Aprovação unânime da isenção do Imposto de Renda mostra que políticos ainda temem reação popular
JB No Radar
O JB No Radar vai se aprofundar nas principais discussões que movimentam os bastidores da política no Litoral, no Paraná e em todo o Brasil. Análises sobre o xadrez político, disputas regionais e os jogos de poder que moldam os rumos do país.
A aprovação da isenção do Imposto de Renda para quem ganha até R$ 5 mil revelou um raro consenso em Brasília. No plenário da Câmara, foram 493 votos favoráveis e nenhum contrário. Um placar unânime, impensável em tempos de polarização, mas que deixa evidente como os políticos ainda temem a reação popular.

Esse tipo de unanimidade não nasce de convicção, mas da pressão das ruas e do barulho das redes sociais. Deputados votaram para se proteger. Ignorar um tema que mobilizou protestos, campanhas digitais e ganhou eco no cotidiano do trabalhador seria suicídio político. A isenção não foi apenas aprovada, foi atribuída, pautada e controlada pela sociedade do começo ao fim.
O episódio escancara a lógica da Câmara: projetos que interessam à população só andam quando a pressão se torna insustentável. Fora disso, o plenário trava. Quantas outras pautas relevantes ficam esquecidas em gavetas porque não representam risco eleitoral imediato? A isenção do IR mostra que, quando o medo de enfrentar a opinião pública bate forte, as divisões ideológicas desaparecem e o Congresso se move.

Dados de análise de layout de documentos:

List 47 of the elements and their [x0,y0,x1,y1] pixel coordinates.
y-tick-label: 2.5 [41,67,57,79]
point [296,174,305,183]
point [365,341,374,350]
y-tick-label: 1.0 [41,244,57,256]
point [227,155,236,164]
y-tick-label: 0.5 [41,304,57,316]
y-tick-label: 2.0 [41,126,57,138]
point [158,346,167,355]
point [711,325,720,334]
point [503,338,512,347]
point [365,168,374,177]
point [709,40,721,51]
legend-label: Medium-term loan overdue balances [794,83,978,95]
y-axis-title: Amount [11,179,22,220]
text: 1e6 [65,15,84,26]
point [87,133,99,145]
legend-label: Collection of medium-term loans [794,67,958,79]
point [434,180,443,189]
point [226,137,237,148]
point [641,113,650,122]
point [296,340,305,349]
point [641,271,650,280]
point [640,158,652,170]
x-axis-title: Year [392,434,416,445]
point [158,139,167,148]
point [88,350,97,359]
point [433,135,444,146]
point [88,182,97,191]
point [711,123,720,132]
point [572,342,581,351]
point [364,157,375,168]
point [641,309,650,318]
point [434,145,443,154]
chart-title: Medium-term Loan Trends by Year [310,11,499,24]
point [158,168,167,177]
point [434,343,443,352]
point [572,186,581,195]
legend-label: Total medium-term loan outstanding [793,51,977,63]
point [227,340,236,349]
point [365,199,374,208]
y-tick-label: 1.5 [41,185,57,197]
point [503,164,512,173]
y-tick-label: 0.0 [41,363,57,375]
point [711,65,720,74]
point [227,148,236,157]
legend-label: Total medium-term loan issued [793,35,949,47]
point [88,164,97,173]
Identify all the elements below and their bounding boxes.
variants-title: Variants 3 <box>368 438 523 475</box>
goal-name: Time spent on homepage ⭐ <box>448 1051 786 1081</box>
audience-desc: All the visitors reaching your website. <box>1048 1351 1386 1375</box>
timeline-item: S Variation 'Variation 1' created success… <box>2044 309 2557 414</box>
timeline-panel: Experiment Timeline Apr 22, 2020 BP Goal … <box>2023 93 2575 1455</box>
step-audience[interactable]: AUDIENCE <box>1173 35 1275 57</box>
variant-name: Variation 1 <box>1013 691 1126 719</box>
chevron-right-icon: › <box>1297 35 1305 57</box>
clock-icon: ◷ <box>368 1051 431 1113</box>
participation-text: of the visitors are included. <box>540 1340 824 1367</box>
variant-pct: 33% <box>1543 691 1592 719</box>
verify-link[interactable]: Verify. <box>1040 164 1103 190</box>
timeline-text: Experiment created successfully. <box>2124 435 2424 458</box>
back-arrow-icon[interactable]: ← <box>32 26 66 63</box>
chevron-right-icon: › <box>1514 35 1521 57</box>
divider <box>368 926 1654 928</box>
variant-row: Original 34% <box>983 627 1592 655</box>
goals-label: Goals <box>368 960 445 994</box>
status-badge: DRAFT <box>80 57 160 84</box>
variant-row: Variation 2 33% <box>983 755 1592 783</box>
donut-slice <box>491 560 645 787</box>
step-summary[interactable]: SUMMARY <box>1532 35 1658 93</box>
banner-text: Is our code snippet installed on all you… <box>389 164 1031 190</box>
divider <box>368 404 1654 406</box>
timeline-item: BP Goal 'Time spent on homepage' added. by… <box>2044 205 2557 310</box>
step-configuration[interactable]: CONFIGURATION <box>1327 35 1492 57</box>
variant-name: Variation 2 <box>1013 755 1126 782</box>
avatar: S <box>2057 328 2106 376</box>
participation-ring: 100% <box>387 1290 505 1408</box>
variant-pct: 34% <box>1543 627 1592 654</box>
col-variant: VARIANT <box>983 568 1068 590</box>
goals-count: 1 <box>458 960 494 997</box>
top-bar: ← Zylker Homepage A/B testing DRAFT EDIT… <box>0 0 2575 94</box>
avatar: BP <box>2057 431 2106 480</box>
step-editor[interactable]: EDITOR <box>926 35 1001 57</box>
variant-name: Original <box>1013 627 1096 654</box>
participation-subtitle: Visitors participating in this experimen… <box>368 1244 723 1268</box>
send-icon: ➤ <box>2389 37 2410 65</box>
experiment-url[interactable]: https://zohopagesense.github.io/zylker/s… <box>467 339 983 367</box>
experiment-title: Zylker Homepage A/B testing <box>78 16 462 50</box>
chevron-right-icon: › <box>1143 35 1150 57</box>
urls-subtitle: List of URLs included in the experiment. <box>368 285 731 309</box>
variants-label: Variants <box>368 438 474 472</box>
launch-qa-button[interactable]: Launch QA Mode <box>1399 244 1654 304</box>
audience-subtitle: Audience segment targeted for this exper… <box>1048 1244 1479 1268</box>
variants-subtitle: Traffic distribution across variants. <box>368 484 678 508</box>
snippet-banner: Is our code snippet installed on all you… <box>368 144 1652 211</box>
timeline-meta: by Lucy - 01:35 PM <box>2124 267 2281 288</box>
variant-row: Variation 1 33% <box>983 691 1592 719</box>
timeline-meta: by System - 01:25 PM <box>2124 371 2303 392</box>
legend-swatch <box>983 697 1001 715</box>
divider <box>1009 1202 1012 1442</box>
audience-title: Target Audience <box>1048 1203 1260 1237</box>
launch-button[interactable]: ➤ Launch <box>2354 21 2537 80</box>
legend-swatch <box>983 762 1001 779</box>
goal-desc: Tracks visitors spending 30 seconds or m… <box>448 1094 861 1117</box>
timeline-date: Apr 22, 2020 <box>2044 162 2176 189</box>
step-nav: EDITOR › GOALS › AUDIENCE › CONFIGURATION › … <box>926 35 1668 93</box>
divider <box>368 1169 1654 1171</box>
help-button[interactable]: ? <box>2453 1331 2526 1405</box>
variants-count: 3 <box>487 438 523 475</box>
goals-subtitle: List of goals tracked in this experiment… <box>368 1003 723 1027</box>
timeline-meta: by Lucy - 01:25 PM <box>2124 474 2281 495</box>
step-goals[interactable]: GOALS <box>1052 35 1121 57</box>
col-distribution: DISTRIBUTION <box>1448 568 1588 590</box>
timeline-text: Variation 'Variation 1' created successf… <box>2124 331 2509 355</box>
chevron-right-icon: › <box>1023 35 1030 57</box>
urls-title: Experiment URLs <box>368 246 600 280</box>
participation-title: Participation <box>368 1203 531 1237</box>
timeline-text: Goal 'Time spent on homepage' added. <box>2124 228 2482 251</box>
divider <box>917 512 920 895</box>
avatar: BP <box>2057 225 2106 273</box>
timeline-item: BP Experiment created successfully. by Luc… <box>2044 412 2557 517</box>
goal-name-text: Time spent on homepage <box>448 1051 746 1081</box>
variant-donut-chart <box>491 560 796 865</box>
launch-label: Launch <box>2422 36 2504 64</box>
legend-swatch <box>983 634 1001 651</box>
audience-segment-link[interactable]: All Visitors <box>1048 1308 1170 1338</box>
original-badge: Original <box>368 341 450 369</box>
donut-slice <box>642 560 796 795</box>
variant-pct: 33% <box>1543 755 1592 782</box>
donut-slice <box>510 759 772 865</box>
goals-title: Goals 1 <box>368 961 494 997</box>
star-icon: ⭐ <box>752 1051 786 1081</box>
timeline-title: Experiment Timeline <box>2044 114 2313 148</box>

Conjunto de tarefas:
(1) Responda com base no artigo sobre a isenção do Imposto de Renda:
(a) Até que valor de ganho vale a isenção aprovada?
(b) Quantos votos favoráveis e quantos contrários houve no plenário da Câmara?
(c) Segundo o artigo, quando andam os projetos que interessam à população?
(2) Reproduza o trecho do artigo sobre a isenção do Imposto de Renda que começa em "Aprovação unânime da" e termina em "a reação popular.".

Respostas:
(1)
(a) Até R$ 5 mil.
(b) 493 votos favoráveis e nenhum contrário.
(c) Só quando a pressão se torna insustentável.

(2)
Aprovação unânime da isenção do Imposto de Renda mostra que políticos ainda temem reação popular
JB No Radar
O JB No Radar vai se aprofundar nas principais discussões que movimentam os bastidores da política no Litoral, no Paraná e em todo o Brasil. Análises sobre o xadrez político, disputas regionais e os jogos de poder que moldam os rumos do país.
A aprovação da isenção do Imposto de Renda para quem ganha até R$ 5 mil revelou um raro consenso em Brasília. No plenário da Câmara, foram 493 votos favoráveis e nenhum contrário. Um placar unânime, impensável em tempos de polarização, mas que deixa evidente como os políticos ainda temem a reação popular.